AIM:
Return each line of the listing below, unchanged, and omit the images.

----- MATERIAL PROVIDED -----

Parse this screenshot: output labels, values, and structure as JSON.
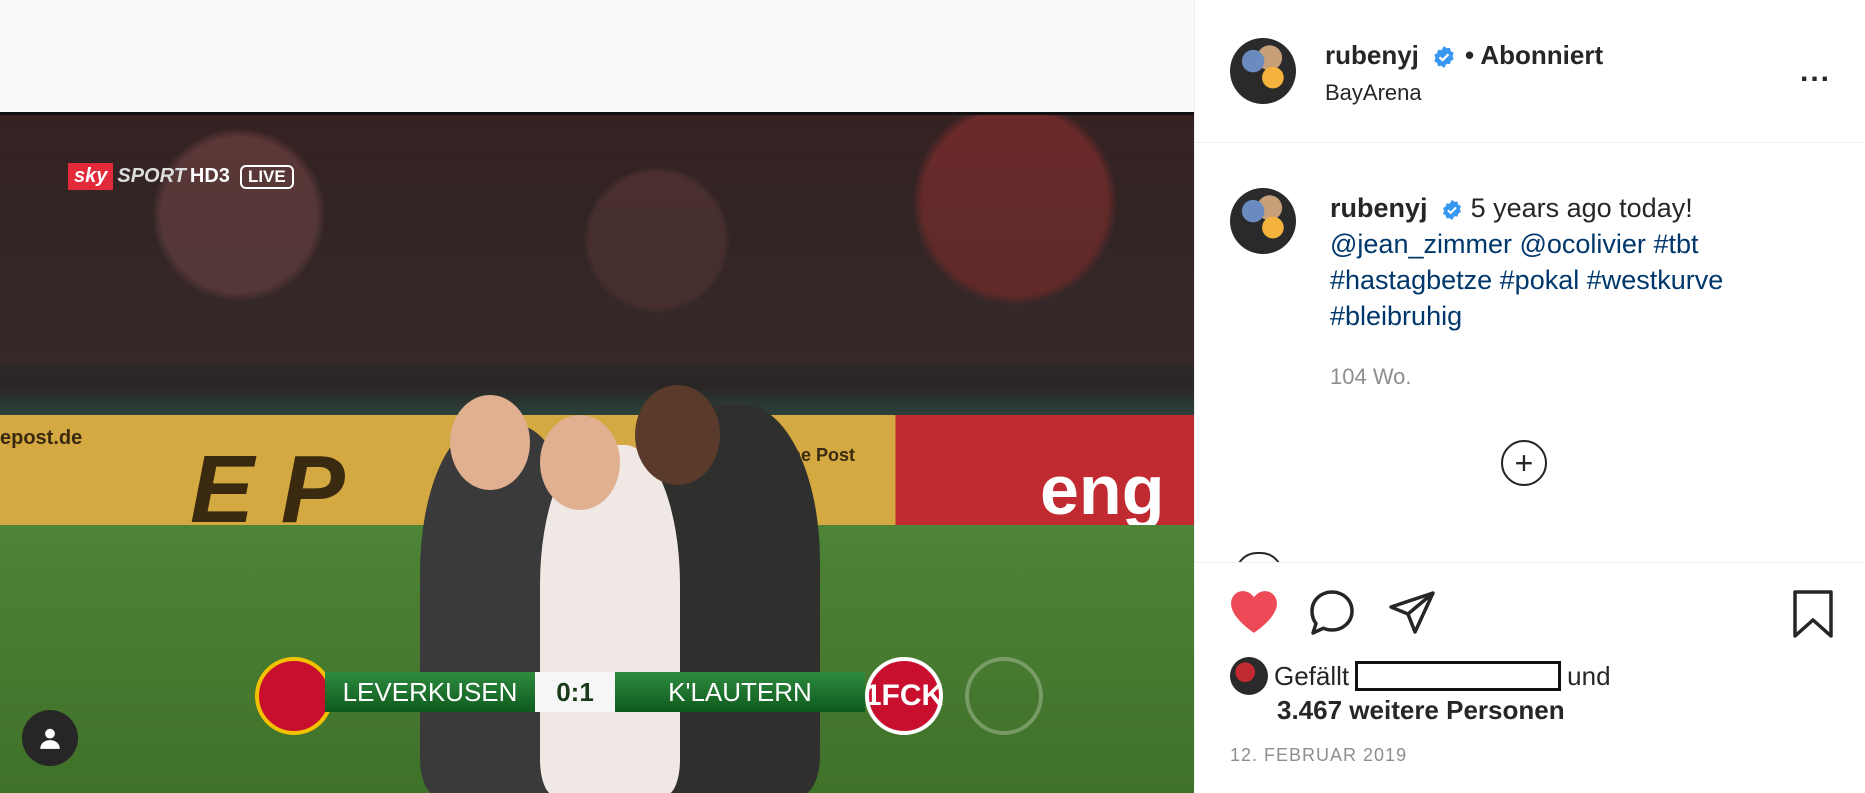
{
  "media": {
    "broadcaster": {
      "sky": "sky",
      "sport": "SPORT",
      "hd": "HD3",
      "live": "LIVE"
    },
    "scoreboard": {
      "home": "LEVERKUSEN",
      "score": "0:1",
      "away": "K'LAUTERN",
      "away_crest": "1FCK"
    },
    "ads": {
      "ep": "E P",
      "eng": "eng",
      "post_url": "epost.de",
      "post_brand": "he Post"
    }
  },
  "header": {
    "username": "rubenyj",
    "follow_label": "• Abonniert",
    "location": "BayArena",
    "more_label": "..."
  },
  "caption": {
    "username": "rubenyj",
    "text": "5 years ago today!",
    "mentions": [
      "@jean_zimmer",
      "@ocolivier"
    ],
    "hashtags": [
      "#tbt",
      "#hastagbetze",
      "#pokal",
      "#westkurve",
      "#bleibruhig"
    ],
    "time_ago": "104 Wo."
  },
  "actions": {
    "likes_prefix": "Gefällt",
    "likes_and": "und",
    "likes_count": "3.467 weitere Personen",
    "date": "12. FEBRUAR 2019"
  },
  "colors": {
    "like_red": "#ed4956",
    "tag_blue": "#00376b",
    "verified_blue": "#3897f0"
  },
  "icons": [
    "heart-icon",
    "comment-icon",
    "share-icon",
    "bookmark-icon",
    "add-comment-icon",
    "person-icon",
    "verified-badge-icon",
    "more-options-icon"
  ]
}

-----

OUTPUT OF THE EXERCISE:
Parse this screenshot: output labels, values, and structure as JSON.
{
  "media": {
    "broadcaster": {
      "sky": "sky",
      "sport": "SPORT",
      "hd": "HD3",
      "live": "LIVE"
    },
    "scoreboard": {
      "home": "LEVERKUSEN",
      "score": "0:1",
      "away": "K'LAUTERN",
      "away_crest": "1FCK"
    },
    "ads": {
      "ep": "E P",
      "eng": "eng",
      "post_url": "epost.de",
      "post_brand": "he Post"
    }
  },
  "header": {
    "username": "rubenyj",
    "follow_label": "• Abonniert",
    "location": "BayArena",
    "more_label": "..."
  },
  "caption": {
    "username": "rubenyj",
    "text": "5 years ago today!",
    "mentions": [
      "@jean_zimmer",
      "@ocolivier"
    ],
    "hashtags": [
      "#tbt",
      "#hastagbetze",
      "#pokal",
      "#westkurve",
      "#bleibruhig"
    ],
    "time_ago": "104 Wo."
  },
  "actions": {
    "likes_prefix": "Gefällt",
    "likes_and": "und",
    "likes_count": "3.467 weitere Personen",
    "date": "12. FEBRUAR 2019"
  },
  "colors": {
    "like_red": "#ed4956",
    "tag_blue": "#00376b",
    "verified_blue": "#3897f0"
  },
  "icons": [
    "heart-icon",
    "comment-icon",
    "share-icon",
    "bookmark-icon",
    "add-comment-icon",
    "person-icon",
    "verified-badge-icon",
    "more-options-icon"
  ]
}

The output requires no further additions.